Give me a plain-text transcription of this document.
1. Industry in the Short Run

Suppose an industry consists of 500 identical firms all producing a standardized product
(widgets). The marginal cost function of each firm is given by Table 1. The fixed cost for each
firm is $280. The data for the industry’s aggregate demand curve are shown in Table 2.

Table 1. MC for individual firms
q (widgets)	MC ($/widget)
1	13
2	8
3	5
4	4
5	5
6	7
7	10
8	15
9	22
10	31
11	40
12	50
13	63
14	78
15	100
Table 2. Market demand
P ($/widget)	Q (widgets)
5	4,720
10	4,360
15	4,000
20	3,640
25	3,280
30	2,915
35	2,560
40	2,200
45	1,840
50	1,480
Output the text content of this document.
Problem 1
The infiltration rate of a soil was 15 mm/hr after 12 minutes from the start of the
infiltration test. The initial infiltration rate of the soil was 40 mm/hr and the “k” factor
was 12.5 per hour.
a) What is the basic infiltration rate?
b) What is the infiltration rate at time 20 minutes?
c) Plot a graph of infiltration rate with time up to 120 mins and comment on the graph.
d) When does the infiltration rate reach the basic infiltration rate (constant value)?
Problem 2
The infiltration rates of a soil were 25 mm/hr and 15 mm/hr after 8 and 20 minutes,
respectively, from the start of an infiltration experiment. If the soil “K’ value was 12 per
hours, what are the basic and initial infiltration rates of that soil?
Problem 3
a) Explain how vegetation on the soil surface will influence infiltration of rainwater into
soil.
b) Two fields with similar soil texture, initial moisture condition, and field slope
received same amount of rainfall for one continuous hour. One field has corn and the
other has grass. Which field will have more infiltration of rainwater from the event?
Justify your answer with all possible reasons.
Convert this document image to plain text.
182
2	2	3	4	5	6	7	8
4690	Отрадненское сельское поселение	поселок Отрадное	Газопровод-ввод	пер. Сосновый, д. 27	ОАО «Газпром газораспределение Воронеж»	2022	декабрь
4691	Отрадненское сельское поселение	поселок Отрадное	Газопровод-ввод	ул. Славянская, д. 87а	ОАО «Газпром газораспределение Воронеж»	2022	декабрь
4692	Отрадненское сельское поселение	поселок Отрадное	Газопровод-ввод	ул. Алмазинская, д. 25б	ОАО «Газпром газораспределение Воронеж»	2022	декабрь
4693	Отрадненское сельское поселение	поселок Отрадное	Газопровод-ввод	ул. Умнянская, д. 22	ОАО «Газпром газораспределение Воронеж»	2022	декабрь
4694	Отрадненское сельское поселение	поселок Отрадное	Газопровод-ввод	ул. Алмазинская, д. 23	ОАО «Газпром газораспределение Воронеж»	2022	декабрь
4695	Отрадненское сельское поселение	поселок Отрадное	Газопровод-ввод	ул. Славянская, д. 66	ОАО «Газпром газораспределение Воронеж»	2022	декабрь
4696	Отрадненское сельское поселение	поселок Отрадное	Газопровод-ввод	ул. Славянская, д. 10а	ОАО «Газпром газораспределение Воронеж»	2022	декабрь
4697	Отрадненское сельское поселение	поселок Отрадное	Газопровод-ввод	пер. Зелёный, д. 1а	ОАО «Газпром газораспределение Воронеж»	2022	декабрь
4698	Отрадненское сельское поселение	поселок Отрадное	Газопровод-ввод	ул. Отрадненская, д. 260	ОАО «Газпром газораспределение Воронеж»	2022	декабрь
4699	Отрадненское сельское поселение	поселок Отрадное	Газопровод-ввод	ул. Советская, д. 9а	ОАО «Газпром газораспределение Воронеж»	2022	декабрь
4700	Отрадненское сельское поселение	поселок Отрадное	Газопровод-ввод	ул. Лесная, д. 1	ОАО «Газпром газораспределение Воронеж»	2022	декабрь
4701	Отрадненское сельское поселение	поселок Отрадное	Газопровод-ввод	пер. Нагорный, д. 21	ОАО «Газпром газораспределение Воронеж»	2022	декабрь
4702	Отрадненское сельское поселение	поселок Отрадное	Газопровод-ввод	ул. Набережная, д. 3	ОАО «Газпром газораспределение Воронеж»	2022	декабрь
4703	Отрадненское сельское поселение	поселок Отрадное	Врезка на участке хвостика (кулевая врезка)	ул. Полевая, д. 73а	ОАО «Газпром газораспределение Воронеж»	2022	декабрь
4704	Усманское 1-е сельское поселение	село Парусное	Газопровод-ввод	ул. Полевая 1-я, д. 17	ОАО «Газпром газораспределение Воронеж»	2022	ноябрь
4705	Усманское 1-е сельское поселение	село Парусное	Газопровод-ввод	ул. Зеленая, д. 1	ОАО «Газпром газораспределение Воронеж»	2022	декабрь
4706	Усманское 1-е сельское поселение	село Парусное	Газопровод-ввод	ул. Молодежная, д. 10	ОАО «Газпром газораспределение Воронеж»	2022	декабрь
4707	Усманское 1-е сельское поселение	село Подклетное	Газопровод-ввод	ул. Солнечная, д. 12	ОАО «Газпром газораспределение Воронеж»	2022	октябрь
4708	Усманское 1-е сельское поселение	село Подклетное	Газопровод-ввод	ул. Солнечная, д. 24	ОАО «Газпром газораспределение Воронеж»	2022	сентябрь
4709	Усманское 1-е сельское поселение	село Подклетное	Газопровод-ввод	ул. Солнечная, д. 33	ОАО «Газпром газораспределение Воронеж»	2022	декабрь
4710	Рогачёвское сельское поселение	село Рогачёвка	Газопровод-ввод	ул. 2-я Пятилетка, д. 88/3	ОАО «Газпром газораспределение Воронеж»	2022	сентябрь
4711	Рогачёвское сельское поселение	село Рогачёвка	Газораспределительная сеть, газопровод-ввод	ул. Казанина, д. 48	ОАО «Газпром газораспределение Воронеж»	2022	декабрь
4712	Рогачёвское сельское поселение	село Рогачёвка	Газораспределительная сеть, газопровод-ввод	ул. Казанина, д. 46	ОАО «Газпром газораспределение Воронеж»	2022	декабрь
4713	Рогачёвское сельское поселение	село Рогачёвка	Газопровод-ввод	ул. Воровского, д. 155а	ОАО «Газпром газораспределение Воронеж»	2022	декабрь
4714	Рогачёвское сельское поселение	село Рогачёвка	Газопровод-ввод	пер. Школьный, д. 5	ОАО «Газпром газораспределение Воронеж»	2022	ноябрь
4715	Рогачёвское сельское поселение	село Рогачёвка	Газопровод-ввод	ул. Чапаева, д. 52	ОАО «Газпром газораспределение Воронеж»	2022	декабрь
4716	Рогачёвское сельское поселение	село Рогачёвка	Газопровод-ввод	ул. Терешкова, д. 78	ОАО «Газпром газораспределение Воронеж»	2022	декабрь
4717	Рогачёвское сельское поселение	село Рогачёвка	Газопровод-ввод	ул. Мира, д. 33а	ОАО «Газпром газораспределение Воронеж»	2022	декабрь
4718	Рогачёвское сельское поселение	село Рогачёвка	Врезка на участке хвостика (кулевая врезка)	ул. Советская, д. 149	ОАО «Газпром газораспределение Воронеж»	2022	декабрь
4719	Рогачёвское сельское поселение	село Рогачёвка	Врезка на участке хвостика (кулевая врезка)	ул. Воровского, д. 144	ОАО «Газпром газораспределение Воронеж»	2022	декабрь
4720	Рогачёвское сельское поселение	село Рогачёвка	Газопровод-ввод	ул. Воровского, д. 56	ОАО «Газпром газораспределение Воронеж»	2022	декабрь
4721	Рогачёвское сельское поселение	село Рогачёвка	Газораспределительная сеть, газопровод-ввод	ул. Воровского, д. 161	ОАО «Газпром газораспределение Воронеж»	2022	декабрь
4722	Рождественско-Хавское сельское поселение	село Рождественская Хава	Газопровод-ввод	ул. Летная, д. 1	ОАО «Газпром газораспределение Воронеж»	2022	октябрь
******
Recopy the entries above exactly, with every line included.

Give me a plain-text transcription of this document.
1. Industry in the Short Run

Suppose an industry consists of 500 identical firms all producing a standardized product
(widgets). The marginal cost function of each firm is given by Table 1. The fixed cost for each
firm is $280. The data for the industry’s aggregate demand curve are shown in Table 2.

Table 1. MC for individual firms
q (widgets)	MC ($/widget)
1	13
2	8
3	5
4	4
5	5
6	7
7	10
8	15
9	22
10	31
11	40
12	50
13	63
14	78
15	100
Table 2. Market demand
P ($/widget)	Q (widgets)
5	4,720
10	4,360
15	4,000
20	3,640
25	3,280
30	2,915
35	2,560
40	2,200
45	1,840
50	1,480
Output the text content of this document.
Problem 1
The infiltration rate of a soil was 15 mm/hr after 12 minutes from the start of the
infiltration test. The initial infiltration rate of the soil was 40 mm/hr and the “k” factor
was 12.5 per hour.
a) What is the basic infiltration rate?
b) What is the infiltration rate at time 20 minutes?
c) Plot a graph of infiltration rate with time up to 120 mins and comment on the graph.
d) When does the infiltration rate reach the basic infiltration rate (constant value)?
Problem 2
The infiltration rates of a soil were 25 mm/hr and 15 mm/hr after 8 and 20 minutes,
respectively, from the start of an infiltration experiment. If the soil “K’ value was 12 per
hours, what are the basic and initial infiltration rates of that soil?
Problem 3
a) Explain how vegetation on the soil surface will influence infiltration of rainwater into
soil.
b) Two fields with similar soil texture, initial moisture condition, and field slope
received same amount of rainfall for one continuous hour. One field has corn and the
other has grass. Which field will have more infiltration of rainwater from the event?
Justify your answer with all possible reasons.
Convert this document image to plain text.
182
2	2	3	4	5	6	7	8
4690	Отрадненское сельское поселение	поселок Отрадное	Газопровод-ввод	пер. Сосновый, д. 27	ОАО «Газпром газораспределение Воронеж»	2022	декабрь
4691	Отрадненское сельское поселение	поселок Отрадное	Газопровод-ввод	ул. Славянская, д. 87а	ОАО «Газпром газораспределение Воронеж»	2022	декабрь
4692	Отрадненское сельское поселение	поселок Отрадное	Газопровод-ввод	ул. Алмазинская, д. 25б	ОАО «Газпром газораспределение Воронеж»	2022	декабрь
4693	Отрадненское сельское поселение	поселок Отрадное	Газопровод-ввод	ул. Умнянская, д. 22	ОАО «Газпром газораспределение Воронеж»	2022	декабрь
4694	Отрадненское сельское поселение	поселок Отрадное	Газопровод-ввод	ул. Алмазинская, д. 23	ОАО «Газпром газораспределение Воронеж»	2022	декабрь
4695	Отрадненское сельское поселение	поселок Отрадное	Газопровод-ввод	ул. Славянская, д. 66	ОАО «Газпром газораспределение Воронеж»	2022	декабрь
4696	Отрадненское сельское поселение	поселок Отрадное	Газопровод-ввод	ул. Славянская, д. 10а	ОАО «Газпром газораспределение Воронеж»	2022	декабрь
4697	Отрадненское сельское поселение	поселок Отрадное	Газопровод-ввод	пер. Зелёный, д. 1а	ОАО «Газпром газораспределение Воронеж»	2022	декабрь
4698	Отрадненское сельское поселение	поселок Отрадное	Газопровод-ввод	ул. Отрадненская, д. 260	ОАО «Газпром газораспределение Воронеж»	2022	декабрь
4699	Отрадненское сельское поселение	поселок Отрадное	Газопровод-ввод	ул. Советская, д. 9а	ОАО «Газпром газораспределение Воронеж»	2022	декабрь
4700	Отрадненское сельское поселение	поселок Отрадное	Газопровод-ввод	ул. Лесная, д. 1	ОАО «Газпром газораспределение Воронеж»	2022	декабрь
4701	Отрадненское сельское поселение	поселок Отрадное	Газопровод-ввод	пер. Нагорный, д. 21	ОАО «Газпром газораспределение Воронеж»	2022	декабрь
4702	Отрадненское сельское поселение	поселок Отрадное	Газопровод-ввод	ул. Набережная, д. 3	ОАО «Газпром газораспределение Воронеж»	2022	декабрь
4703	Отрадненское сельское поселение	поселок Отрадное	Врезка на участке хвостика (кулевая врезка)	ул. Полевая, д. 73а	ОАО «Газпром газораспределение Воронеж»	2022	декабрь
4704	Усманское 1-е сельское поселение	село Парусное	Газопровод-ввод	ул. Полевая 1-я, д. 17	ОАО «Газпром газораспределение Воронеж»	2022	ноябрь
4705	Усманское 1-е сельское поселение	село Парусное	Газопровод-ввод	ул. Зеленая, д. 1	ОАО «Газпром газораспределение Воронеж»	2022	декабрь
4706	Усманское 1-е сельское поселение	село Парусное	Газопровод-ввод	ул. Молодежная, д. 10	ОАО «Газпром газораспределение Воронеж»	2022	декабрь
4707	Усманское 1-е сельское поселение	село Подклетное	Газопровод-ввод	ул. Солнечная, д. 12	ОАО «Газпром газораспределение Воронеж»	2022	октябрь
4708	Усманское 1-е сельское поселение	село Подклетное	Газопровод-ввод	ул. Солнечная, д. 24	ОАО «Газпром газораспределение Воронеж»	2022	сентябрь
4709	Усманское 1-е сельское поселение	село Подклетное	Газопровод-ввод	ул. Солнечная, д. 33	ОАО «Газпром газораспределение Воронеж»	2022	декабрь
4710	Рогачёвское сельское поселение	село Рогачёвка	Газопровод-ввод	ул. 2-я Пятилетка, д. 88/3	ОАО «Газпром газораспределение Воронеж»	2022	сентябрь
4711	Рогачёвское сельское поселение	село Рогачёвка	Газораспределительная сеть, газопровод-ввод	ул. Казанина, д. 48	ОАО «Газпром газораспределение Воронеж»	2022	декабрь
4712	Рогачёвское сельское поселение	село Рогачёвка	Газораспределительная сеть, газопровод-ввод	ул. Казанина, д. 46	ОАО «Газпром газораспределение Воронеж»	2022	декабрь
4713	Рогачёвское сельское поселение	село Рогачёвка	Газопровод-ввод	ул. Воровского, д. 155а	ОАО «Газпром газораспределение Воронеж»	2022	декабрь
4714	Рогачёвское сельское поселение	село Рогачёвка	Газопровод-ввод	пер. Школьный, д. 5	ОАО «Газпром газораспределение Воронеж»	2022	ноябрь
4715	Рогачёвское сельское поселение	село Рогачёвка	Газопровод-ввод	ул. Чапаева, д. 52	ОАО «Газпром газораспределение Воронеж»	2022	декабрь
4716	Рогачёвское сельское поселение	село Рогачёвка	Газопровод-ввод	ул. Терешкова, д. 78	ОАО «Газпром газораспределение Воронеж»	2022	декабрь
4717	Рогачёвское сельское поселение	село Рогачёвка	Газопровод-ввод	ул. Мира, д. 33а	ОАО «Газпром газораспределение Воронеж»	2022	декабрь
4718	Рогачёвское сельское поселение	село Рогачёвка	Врезка на участке хвостика (кулевая врезка)	ул. Советская, д. 149	ОАО «Газпром газораспределение Воронеж»	2022	декабрь
4719	Рогачёвское сельское поселение	село Рогачёвка	Врезка на участке хвостика (кулевая врезка)	ул. Воровского, д. 144	ОАО «Газпром газораспределение Воронеж»	2022	декабрь
4720	Рогачёвское сельское поселение	село Рогачёвка	Газопровод-ввод	ул. Воровского, д. 56	ОАО «Газпром газораспределение Воронеж»	2022	декабрь
4721	Рогачёвское сельское поселение	село Рогачёвка	Газораспределительная сеть, газопровод-ввод	ул. Воровского, д. 161	ОАО «Газпром газораспределение Воронеж»	2022	декабрь
4722	Рождественско-Хавское сельское поселение	село Рождественская Хава	Газопровод-ввод	ул. Летная, д. 1	ОАО «Газпром газораспределение Воронеж»	2022	октябрь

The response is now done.